* start SOURCE MATERIAL *

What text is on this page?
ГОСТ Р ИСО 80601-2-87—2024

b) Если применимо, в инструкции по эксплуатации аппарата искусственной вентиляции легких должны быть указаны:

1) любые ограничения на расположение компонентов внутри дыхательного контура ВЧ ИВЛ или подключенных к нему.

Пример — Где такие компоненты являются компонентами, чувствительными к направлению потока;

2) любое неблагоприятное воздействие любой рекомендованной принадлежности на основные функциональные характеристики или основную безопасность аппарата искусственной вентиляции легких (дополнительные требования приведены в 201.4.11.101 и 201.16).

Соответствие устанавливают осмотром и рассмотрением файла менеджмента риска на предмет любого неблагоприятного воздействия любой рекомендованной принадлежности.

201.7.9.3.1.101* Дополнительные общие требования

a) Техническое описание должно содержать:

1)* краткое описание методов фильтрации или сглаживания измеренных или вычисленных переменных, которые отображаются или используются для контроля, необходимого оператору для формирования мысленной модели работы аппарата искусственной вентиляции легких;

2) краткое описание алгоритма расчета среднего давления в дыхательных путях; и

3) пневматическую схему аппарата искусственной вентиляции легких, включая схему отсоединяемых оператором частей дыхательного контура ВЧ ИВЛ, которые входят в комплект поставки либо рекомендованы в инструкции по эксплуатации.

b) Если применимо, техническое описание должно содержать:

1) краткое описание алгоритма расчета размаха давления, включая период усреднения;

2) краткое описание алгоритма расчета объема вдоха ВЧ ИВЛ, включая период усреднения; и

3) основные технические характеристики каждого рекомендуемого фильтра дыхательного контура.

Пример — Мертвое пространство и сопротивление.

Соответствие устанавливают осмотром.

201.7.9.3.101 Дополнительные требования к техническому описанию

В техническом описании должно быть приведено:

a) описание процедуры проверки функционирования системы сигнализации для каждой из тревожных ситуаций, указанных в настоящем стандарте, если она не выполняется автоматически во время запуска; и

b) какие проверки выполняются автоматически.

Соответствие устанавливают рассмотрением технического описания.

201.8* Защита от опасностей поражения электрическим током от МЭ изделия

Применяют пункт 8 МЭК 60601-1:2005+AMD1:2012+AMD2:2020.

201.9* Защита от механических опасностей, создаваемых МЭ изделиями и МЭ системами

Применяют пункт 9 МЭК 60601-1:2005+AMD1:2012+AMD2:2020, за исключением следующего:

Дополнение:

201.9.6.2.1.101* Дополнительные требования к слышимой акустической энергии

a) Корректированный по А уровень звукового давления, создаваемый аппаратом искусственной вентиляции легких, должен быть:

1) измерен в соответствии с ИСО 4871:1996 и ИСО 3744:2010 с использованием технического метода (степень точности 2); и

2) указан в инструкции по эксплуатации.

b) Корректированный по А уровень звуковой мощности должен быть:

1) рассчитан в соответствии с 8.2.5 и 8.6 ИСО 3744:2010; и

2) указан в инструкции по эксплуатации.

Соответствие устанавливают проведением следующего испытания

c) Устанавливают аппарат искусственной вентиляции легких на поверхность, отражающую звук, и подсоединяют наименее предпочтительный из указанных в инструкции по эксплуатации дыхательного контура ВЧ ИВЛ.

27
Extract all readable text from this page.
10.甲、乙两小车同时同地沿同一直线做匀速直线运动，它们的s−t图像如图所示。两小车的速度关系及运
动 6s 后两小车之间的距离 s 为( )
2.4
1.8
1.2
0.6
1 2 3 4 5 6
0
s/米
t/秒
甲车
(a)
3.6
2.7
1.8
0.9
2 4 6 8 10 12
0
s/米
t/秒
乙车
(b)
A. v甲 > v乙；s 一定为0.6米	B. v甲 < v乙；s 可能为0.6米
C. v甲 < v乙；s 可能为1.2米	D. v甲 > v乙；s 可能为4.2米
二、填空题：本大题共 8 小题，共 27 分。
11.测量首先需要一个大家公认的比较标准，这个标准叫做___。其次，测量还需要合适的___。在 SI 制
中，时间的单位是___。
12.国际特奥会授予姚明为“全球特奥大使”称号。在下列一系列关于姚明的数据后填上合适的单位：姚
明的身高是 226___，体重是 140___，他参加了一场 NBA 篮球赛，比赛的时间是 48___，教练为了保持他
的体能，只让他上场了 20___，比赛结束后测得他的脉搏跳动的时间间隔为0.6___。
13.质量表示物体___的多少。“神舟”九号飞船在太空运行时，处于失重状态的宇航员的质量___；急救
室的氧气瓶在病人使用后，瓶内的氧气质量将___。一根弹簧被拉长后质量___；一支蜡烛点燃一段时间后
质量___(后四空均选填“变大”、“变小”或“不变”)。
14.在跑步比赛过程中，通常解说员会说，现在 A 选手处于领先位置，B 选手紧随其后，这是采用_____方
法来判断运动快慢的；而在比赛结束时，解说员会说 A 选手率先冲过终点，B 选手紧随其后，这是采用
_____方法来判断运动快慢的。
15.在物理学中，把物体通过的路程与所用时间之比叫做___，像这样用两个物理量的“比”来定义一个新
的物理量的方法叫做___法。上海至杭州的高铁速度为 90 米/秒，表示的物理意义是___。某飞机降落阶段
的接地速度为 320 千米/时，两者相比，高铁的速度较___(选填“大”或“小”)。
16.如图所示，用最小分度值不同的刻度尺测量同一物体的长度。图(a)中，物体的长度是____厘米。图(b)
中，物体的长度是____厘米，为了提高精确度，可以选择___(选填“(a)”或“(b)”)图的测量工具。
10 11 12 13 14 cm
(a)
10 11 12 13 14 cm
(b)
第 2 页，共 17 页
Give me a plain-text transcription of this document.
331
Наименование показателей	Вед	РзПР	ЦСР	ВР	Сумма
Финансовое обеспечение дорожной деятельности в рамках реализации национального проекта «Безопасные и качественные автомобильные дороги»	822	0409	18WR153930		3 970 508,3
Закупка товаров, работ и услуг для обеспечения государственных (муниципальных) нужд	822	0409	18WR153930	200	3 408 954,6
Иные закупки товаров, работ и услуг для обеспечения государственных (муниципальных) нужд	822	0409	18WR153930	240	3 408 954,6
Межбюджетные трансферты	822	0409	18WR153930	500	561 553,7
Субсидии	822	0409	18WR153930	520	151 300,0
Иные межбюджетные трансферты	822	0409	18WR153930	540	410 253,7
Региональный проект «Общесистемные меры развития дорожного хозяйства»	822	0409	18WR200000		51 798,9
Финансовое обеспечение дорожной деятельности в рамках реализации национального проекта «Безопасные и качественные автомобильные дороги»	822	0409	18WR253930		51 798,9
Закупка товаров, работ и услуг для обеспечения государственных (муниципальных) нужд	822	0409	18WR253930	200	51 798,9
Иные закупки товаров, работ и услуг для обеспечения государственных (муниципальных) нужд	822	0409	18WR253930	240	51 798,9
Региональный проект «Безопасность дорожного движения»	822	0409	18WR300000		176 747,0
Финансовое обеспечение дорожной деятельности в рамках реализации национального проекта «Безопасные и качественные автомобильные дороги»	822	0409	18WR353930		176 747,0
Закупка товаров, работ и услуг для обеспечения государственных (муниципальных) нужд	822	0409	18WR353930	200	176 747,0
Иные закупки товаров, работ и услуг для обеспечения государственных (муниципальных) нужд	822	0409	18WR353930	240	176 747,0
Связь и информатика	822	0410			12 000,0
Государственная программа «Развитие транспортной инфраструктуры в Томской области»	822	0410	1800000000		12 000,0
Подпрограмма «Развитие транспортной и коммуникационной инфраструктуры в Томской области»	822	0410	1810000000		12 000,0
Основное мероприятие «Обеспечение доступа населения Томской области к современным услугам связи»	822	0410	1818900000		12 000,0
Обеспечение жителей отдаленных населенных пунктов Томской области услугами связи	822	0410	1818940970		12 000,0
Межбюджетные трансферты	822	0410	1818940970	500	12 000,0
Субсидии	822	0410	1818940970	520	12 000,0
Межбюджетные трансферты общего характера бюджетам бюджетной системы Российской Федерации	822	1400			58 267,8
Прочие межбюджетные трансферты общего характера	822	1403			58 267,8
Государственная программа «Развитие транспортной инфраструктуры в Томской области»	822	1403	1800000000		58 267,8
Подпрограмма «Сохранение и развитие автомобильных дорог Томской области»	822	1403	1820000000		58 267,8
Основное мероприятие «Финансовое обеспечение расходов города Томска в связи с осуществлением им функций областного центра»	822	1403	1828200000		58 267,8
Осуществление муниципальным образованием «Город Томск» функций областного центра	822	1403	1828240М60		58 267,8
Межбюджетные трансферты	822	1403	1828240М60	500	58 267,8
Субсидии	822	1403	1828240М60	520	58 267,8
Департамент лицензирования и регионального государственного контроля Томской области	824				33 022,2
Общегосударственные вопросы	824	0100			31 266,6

* end SOURCE MATERIAL *

> _WHAT YOU WILL DO_:
Filter the listing above by the word "деятельности"; copy each line that passes.

> _EXERCISE RESULT_:
Финансовое обеспечение дорожной деятельности в рамках реализации национального проекта «Безопасные и качественные автомобильные дороги»	822	0409	18WR153930		3 970 508,3
Финансовое обеспечение дорожной деятельности в рамках реализации национального проекта «Безопасные и качественные автомобильные дороги»	822	0409	18WR253930		51 798,9
Финансовое обеспечение дорожной деятельности в рамках реализации национального проекта «Безопасные и качественные автомобильные дороги»	822	0409	18WR353930		176 747,0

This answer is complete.